# DATA PROVIDED
--*--
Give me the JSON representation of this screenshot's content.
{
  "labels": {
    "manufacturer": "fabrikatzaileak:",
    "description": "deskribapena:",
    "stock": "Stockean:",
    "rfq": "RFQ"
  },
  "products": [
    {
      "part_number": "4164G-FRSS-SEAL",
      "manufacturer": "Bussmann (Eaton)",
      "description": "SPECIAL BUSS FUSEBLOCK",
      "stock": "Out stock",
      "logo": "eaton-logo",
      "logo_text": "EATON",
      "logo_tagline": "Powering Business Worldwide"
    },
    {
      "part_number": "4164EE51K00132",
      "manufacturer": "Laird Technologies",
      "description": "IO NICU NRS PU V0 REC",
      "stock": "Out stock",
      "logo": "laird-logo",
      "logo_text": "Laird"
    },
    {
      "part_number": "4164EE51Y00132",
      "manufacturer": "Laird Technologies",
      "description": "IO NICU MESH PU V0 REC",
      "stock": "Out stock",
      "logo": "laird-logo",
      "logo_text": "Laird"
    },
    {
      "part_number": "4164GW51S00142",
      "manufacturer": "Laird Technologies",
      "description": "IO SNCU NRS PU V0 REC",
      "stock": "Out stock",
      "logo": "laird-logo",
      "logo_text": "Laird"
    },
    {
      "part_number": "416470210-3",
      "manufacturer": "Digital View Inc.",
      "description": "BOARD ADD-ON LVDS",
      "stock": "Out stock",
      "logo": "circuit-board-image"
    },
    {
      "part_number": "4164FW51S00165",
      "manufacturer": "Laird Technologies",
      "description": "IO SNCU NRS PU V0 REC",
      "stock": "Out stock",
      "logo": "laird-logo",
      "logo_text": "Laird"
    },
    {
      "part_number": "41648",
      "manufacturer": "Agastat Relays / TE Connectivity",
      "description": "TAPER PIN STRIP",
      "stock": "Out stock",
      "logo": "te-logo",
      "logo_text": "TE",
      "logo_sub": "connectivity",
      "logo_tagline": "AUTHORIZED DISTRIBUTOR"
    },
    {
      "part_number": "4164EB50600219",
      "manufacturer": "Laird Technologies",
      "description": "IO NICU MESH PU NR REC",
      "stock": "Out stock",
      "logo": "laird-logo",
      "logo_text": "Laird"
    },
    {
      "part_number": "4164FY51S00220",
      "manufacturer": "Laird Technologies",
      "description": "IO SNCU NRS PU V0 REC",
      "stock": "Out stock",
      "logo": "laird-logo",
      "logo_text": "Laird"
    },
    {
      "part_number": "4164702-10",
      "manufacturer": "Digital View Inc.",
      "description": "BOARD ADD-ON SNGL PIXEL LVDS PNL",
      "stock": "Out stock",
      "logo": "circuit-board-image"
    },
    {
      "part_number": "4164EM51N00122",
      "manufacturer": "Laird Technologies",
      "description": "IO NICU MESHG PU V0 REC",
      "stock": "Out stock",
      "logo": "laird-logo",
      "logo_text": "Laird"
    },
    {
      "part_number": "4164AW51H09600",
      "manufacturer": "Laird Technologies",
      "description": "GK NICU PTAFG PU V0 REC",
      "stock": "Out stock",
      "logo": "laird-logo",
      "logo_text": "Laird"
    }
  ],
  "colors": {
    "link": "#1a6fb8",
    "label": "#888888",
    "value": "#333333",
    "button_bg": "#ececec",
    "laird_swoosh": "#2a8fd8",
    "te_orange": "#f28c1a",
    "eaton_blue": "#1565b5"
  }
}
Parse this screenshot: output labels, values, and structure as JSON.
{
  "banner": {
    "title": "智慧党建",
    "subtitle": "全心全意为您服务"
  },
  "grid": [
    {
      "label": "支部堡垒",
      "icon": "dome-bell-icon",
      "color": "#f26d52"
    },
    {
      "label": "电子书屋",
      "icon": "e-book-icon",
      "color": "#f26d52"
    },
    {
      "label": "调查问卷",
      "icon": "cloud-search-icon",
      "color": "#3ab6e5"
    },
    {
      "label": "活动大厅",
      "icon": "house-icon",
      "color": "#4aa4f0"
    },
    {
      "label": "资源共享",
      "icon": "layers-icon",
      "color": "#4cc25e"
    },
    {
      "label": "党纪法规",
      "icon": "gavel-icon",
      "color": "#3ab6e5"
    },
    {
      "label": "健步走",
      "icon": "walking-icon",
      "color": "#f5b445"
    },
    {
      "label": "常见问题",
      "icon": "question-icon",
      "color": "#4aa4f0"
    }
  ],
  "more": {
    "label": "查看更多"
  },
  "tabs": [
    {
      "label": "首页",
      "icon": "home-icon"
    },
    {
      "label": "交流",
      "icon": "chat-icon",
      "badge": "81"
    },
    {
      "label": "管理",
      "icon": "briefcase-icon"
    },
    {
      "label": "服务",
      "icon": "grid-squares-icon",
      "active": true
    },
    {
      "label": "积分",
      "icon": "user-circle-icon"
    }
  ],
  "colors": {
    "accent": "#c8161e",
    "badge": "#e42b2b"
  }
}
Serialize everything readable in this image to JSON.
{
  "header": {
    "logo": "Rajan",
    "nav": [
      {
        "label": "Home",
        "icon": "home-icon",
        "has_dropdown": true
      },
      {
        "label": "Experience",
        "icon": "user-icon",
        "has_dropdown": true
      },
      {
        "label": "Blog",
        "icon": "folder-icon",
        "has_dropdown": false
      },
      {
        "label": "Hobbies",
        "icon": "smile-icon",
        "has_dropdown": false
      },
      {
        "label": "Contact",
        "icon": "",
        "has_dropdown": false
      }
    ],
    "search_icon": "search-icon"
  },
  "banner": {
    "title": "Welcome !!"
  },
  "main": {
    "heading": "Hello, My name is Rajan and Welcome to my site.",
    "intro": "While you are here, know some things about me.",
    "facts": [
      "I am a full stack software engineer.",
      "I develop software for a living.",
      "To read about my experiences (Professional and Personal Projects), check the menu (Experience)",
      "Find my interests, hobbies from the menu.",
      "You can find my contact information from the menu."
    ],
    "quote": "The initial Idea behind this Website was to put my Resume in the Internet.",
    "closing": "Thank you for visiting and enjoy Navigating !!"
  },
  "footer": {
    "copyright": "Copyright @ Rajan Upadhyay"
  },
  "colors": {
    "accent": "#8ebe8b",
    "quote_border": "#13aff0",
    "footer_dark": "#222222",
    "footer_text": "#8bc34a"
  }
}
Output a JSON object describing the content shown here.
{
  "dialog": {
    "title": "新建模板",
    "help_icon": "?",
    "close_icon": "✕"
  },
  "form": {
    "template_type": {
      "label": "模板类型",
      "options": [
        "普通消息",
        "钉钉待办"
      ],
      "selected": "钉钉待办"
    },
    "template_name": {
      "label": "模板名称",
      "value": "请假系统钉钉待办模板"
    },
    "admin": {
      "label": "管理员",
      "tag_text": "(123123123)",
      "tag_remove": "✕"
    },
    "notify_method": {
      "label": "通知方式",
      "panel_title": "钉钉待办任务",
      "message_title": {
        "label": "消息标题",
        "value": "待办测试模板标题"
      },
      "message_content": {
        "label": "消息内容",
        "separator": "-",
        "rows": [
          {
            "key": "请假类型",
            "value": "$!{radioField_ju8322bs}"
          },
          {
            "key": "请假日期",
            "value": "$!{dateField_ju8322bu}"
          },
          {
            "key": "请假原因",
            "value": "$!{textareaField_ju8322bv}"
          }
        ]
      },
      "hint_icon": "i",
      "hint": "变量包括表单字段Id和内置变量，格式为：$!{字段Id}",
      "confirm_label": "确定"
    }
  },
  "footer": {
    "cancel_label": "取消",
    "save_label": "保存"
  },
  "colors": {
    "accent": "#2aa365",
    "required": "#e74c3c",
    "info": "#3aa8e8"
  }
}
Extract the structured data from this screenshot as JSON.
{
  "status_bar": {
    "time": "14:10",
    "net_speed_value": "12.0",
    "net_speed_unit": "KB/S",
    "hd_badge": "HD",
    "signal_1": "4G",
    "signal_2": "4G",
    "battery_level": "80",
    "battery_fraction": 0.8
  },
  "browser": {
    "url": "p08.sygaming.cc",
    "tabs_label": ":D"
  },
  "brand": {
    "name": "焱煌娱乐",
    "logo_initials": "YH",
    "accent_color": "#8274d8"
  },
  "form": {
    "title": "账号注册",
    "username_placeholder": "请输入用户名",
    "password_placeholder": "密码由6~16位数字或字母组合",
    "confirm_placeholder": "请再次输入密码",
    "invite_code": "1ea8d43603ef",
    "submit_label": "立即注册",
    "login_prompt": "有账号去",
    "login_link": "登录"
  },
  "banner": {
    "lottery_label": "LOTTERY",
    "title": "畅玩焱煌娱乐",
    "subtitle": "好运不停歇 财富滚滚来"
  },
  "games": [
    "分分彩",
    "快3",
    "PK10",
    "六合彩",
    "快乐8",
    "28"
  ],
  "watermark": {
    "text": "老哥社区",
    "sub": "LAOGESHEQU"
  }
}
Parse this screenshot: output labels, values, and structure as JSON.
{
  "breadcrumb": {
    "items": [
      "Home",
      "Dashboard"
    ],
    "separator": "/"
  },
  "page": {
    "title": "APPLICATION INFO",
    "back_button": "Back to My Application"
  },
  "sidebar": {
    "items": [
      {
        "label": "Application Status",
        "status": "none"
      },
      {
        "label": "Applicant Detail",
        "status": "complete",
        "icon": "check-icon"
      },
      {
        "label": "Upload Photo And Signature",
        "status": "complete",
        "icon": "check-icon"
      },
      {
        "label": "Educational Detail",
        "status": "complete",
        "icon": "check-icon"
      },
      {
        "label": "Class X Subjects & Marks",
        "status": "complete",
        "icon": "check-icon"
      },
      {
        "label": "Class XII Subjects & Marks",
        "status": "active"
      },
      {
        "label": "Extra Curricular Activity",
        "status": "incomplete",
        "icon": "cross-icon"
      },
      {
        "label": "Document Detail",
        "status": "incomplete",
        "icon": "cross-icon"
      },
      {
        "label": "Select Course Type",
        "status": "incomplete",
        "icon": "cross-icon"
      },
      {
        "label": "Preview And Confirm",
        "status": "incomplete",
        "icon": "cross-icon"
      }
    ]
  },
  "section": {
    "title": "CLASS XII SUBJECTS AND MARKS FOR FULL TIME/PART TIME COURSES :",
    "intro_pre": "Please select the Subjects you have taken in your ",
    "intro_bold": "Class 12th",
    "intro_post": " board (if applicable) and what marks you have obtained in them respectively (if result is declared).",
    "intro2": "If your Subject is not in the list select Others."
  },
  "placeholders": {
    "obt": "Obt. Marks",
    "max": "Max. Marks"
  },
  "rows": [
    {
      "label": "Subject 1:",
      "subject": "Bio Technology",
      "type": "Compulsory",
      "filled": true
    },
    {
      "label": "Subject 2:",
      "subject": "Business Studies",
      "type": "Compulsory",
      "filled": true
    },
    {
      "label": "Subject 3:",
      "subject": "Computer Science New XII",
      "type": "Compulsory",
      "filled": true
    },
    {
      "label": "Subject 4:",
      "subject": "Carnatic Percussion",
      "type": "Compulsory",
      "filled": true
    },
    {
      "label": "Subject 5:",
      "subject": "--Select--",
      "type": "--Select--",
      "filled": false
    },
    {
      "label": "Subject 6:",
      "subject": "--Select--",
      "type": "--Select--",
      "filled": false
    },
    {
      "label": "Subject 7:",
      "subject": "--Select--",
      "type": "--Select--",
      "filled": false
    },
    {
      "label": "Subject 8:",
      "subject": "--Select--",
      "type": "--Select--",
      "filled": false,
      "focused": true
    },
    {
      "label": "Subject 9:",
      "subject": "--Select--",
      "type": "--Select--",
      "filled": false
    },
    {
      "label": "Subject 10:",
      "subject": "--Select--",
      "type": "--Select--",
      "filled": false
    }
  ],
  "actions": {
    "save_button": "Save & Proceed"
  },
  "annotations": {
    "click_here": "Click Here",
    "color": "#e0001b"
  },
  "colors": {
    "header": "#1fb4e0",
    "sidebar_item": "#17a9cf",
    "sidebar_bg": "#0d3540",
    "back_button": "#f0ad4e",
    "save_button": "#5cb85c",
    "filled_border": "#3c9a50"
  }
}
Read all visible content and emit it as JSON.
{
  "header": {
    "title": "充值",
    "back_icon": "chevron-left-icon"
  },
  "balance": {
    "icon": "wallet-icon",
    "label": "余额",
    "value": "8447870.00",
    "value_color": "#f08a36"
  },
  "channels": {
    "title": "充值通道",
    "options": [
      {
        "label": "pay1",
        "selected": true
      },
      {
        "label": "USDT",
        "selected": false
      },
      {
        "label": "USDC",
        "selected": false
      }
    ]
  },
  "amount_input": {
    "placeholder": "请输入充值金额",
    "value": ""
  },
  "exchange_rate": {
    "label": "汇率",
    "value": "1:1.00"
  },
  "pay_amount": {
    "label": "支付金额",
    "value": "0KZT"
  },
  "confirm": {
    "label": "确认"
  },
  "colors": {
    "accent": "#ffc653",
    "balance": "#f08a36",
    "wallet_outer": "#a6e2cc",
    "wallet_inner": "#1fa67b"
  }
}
--*--
# WHAT YOU SHOULD DO
Collect the lines of the records that include the string "Detail".

# RESPONSE TO THIS EXERCISE
        "label": "Applicant Detail",
        "label": "Educational Detail",
        "label": "Document Detail",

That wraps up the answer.